抜粋箇所 →

-----

著者
福田 敦夫
出版者
日本臨床麻酔学会
雑誌
日本臨床麻酔学会誌 (ISSN:02854945)
巻号頁・発行日
vol.31, no.1, pp.001-011, 2011 (Released:2011-03-11)
参考文献数
25

最近,幼少時の麻酔暴露と学習障害の関係が出生コホート研究により指摘され,臨床麻酔学上の問題として注目を集めている.動物実験レベルではGABAA受容体作動薬などの麻酔・鎮静薬が発達過程の脳に器質的変化を伴う脳機能障害を起こすことは知られていた.一方,発達期の脳におけるGABAの作用はマルチモーダルなものである.すなわち,中枢神経系の最も主要な抑制性神経伝達物質であるGABAは,神経細胞発生期にはシナプスを介さない傍分泌的作用で発生や移動にかかわり,回路形成期には興奮性伝達物質としてシナプスの形成・強化に関与する.そして成熟後にはじめて抑制性神経伝達物質として作用する.このように,GABAには発達段階に応じた3つの役割があり,発達初期における役割は古典的概念の抑制性伝達物質とは大きく異なっている.したがって,幼少時の麻酔暴露の影響は,これらのマルチモーダルなGABA作用を増強することでもたらされる可能性がある.

-----

提供データ →
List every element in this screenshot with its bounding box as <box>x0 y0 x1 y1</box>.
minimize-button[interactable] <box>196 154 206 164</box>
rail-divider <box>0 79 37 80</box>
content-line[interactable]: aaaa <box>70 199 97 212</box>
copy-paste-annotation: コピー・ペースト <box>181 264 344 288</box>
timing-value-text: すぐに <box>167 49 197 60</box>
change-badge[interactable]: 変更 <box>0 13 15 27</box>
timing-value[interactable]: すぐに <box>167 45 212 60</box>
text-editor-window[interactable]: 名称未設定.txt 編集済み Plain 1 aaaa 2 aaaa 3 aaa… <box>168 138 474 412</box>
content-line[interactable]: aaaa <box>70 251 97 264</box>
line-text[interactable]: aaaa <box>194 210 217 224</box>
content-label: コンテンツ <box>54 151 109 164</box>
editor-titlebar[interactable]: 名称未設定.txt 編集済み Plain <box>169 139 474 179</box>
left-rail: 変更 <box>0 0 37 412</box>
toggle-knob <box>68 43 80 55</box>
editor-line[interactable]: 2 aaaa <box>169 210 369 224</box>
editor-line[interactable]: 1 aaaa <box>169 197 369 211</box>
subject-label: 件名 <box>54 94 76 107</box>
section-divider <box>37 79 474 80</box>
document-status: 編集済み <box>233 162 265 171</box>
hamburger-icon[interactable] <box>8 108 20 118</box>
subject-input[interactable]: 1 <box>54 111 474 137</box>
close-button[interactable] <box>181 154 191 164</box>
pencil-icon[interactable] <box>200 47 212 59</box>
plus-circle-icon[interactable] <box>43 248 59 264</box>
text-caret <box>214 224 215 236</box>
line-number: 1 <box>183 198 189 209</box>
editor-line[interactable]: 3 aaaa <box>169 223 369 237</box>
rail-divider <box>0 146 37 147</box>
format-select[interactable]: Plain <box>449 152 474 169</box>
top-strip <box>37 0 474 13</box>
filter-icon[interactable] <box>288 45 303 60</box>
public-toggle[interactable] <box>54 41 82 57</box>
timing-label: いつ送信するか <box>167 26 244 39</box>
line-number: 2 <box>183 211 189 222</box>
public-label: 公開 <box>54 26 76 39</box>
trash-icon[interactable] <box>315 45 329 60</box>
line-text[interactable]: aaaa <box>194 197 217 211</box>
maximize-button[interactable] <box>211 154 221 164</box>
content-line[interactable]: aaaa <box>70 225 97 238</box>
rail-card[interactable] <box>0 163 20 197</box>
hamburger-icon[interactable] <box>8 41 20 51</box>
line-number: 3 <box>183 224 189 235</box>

-----

課題 →
1) 抜粋のうち、「最近,幼少時の麻酔暴露と学習」を含む語句で始まり「でもたらされる可能性がある.」で終わる部分を、一字一句そのまま書き写してもらえますか?
2) 次の(a)〜(c)は抜粋の内容と合っていますか? それぞれ「はい」か「いいえ」で答え、判断の決め手となる抜粋中の語句を正確に引用してください。
(a) 成熟後のGABAは抑制性神経伝達物質として作用する。
(b) 回路形成期のGABAは抑制性伝達物質としてシナプスの形成に関与する。
(c) 幼少時の麻酔暴露と学習障害の関係は、動物実験によって指摘された。

各課題の解答 →
1)
最近,幼少時の麻酔暴露と学習障害の関係が出生コホート研究により指摘され,臨床麻酔学上の問題として注目を集めている.動物実験レベルではGABAA受容体作動薬などの麻酔・鎮静薬が発達過程の脳に器質的変化を伴う脳機能障害を起こすことは知られていた.一方,発達期の脳におけるGABAの作用はマルチモーダルなものである.すなわち,中枢神経系の最も主要な抑制性神経伝達物質であるGABAは,神経細胞発生期にはシナプスを介さない傍分泌的作用で発生や移動にかかわり,回路形成期には興奮性伝達物質としてシナプスの形成・強化に関与する.そして成熟後にはじめて抑制性神経伝達物質として作用する.このように,GABAには発達段階に応じた3つの役割があり,発達初期における役割は古典的概念の抑制性伝達物質とは大きく異なっている.したがって,幼少時の麻酔暴露の影響は,これらのマルチモーダルなGABA作用を増強することでもたらされる可能性がある.

2)
(a) はい。「そして成熟後にはじめて抑制性神経伝達物質として作用する」
(b) いいえ。「回路形成期には興奮性伝達物質としてシナプスの形成・強化に関与する」
(c) いいえ。「幼少時の麻酔暴露と学習障害の関係が出生コホート研究により指摘され」